● **STATED TASK**: Search the material below for the string "color" and list each line that holds it.

● **DATA LINES**:
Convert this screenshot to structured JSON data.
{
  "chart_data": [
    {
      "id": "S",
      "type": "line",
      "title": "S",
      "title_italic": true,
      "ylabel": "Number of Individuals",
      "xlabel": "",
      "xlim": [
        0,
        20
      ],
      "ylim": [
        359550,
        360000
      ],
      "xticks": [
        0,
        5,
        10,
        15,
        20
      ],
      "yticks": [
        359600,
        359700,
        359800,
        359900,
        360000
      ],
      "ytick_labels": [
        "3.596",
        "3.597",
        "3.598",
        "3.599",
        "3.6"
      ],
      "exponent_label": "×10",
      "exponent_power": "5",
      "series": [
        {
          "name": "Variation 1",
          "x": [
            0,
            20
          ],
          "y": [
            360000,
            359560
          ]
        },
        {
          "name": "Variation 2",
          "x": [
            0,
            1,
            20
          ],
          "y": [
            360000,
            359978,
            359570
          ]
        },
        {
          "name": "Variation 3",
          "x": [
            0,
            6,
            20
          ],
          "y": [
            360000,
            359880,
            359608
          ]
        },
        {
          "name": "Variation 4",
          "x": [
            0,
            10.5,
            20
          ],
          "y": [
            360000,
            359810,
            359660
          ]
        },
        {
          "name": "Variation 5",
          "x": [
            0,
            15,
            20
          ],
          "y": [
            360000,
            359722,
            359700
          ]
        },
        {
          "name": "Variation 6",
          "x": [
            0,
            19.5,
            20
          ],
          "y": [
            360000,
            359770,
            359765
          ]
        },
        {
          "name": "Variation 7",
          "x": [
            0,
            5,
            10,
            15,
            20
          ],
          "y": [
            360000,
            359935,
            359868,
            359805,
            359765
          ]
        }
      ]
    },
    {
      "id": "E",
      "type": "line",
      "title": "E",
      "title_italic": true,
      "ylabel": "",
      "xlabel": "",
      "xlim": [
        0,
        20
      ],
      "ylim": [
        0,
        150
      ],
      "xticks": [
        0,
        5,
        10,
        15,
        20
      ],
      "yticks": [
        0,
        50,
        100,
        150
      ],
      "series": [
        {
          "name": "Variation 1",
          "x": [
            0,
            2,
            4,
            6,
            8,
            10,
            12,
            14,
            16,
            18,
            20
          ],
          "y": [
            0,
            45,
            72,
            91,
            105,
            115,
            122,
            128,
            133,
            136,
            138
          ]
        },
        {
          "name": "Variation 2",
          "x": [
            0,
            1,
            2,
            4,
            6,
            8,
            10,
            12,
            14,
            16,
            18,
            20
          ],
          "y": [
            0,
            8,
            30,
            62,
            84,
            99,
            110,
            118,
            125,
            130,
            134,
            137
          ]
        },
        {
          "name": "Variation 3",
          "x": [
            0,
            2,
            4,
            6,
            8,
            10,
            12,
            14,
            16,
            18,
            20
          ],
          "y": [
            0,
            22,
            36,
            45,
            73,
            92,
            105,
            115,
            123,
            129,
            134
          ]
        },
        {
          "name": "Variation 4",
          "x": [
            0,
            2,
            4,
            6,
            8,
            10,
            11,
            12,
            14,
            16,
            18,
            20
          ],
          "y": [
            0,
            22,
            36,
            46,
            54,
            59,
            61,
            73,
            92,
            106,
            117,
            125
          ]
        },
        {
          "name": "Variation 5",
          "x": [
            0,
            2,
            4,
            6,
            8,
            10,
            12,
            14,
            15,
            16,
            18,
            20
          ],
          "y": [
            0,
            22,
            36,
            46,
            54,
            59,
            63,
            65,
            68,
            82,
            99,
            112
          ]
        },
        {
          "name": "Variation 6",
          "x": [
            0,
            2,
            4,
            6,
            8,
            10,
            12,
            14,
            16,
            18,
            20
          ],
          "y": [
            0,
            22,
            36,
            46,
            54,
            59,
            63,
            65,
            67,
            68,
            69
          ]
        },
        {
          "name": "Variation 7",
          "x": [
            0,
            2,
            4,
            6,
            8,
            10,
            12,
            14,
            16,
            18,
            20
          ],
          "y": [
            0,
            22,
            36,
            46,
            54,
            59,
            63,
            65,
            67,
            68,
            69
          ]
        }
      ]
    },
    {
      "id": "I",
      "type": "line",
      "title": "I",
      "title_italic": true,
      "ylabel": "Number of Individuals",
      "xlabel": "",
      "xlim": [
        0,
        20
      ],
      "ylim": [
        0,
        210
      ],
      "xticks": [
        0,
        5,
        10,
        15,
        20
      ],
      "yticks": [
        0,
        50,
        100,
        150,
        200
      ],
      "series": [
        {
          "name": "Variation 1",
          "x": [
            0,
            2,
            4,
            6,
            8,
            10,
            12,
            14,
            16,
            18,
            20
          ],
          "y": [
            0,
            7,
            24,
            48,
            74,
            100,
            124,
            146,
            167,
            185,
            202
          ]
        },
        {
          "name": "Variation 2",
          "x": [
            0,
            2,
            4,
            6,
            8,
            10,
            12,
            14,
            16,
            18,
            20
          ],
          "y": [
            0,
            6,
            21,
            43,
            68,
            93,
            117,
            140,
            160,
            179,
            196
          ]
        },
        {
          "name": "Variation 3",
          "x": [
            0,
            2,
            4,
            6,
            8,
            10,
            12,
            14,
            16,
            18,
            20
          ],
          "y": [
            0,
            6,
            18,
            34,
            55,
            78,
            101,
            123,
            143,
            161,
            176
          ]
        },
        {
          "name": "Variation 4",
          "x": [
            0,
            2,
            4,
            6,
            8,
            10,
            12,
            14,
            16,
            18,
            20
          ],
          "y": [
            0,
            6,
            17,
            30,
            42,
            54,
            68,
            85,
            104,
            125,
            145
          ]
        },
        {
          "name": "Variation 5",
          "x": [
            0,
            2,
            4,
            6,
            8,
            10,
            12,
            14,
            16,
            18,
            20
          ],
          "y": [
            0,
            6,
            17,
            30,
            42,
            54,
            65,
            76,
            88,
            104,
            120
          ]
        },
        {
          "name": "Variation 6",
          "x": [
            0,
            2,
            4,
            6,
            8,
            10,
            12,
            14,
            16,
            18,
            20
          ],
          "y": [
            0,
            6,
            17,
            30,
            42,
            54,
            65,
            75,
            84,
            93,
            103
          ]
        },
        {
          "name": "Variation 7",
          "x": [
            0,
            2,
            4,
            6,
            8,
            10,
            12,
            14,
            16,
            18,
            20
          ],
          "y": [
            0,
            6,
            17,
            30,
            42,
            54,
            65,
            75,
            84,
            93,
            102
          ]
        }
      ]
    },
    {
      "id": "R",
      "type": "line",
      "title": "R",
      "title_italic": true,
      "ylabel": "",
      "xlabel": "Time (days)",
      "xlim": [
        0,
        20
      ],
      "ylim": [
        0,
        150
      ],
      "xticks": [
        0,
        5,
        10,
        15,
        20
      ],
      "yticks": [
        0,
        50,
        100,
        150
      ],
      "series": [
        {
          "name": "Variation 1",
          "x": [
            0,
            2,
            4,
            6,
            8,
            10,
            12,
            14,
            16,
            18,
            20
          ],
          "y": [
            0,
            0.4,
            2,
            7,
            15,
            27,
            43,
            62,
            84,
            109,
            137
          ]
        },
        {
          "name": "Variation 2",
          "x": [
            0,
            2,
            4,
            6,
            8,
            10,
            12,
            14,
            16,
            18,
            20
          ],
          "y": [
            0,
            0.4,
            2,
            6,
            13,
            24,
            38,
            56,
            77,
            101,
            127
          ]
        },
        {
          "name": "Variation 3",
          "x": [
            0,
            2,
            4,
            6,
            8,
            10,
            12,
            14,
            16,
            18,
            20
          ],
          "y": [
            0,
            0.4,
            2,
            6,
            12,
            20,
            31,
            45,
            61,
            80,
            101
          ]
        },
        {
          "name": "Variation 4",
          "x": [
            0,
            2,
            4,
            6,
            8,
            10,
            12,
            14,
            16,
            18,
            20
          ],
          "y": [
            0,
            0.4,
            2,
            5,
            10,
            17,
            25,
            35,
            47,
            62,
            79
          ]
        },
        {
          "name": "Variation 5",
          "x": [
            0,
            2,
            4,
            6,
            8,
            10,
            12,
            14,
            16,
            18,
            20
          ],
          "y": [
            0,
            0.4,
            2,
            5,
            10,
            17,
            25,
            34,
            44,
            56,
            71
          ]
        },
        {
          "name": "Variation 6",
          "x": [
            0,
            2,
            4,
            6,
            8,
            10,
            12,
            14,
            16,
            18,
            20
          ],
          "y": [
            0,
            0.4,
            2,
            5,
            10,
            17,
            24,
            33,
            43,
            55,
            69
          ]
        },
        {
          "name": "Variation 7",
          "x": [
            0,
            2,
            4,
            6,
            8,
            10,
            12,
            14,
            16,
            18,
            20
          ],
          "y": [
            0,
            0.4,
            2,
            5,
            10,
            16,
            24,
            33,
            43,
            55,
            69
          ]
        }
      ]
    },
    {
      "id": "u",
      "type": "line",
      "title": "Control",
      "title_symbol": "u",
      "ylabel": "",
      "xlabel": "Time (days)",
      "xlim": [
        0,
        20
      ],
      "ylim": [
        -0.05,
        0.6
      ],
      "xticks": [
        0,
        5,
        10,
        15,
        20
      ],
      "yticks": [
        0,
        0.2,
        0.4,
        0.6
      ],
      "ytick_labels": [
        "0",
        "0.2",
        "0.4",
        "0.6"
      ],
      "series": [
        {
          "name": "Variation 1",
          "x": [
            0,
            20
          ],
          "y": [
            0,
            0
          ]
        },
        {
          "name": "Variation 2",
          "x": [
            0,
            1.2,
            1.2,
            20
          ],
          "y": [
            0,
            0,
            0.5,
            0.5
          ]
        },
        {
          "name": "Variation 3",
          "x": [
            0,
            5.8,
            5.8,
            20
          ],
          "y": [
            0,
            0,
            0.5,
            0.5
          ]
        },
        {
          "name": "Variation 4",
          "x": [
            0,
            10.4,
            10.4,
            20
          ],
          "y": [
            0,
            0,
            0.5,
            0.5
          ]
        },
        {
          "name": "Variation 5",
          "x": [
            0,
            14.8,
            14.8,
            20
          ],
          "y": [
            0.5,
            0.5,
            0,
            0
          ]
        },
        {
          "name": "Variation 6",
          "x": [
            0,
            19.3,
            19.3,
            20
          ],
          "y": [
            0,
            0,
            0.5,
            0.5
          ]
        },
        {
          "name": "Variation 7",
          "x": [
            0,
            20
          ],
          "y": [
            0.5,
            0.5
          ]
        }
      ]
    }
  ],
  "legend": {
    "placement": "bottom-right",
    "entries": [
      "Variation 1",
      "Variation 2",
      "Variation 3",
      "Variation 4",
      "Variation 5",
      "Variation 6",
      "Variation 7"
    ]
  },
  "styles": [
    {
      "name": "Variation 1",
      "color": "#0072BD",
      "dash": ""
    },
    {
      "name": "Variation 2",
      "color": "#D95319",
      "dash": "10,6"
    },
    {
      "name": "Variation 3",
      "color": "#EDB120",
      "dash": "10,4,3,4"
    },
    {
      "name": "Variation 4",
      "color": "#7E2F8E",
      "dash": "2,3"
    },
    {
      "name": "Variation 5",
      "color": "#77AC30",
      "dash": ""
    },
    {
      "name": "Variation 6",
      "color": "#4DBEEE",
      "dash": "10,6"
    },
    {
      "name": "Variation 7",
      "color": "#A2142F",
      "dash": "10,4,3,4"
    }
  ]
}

● **WORKED ANSWER**:
      "color": "#0072BD",
      "color": "#D95319",
      "color": "#EDB120",
      "color": "#7E2F8E",
      "color": "#77AC30",
      "color": "#4DBEEE",
      "color": "#A2142F",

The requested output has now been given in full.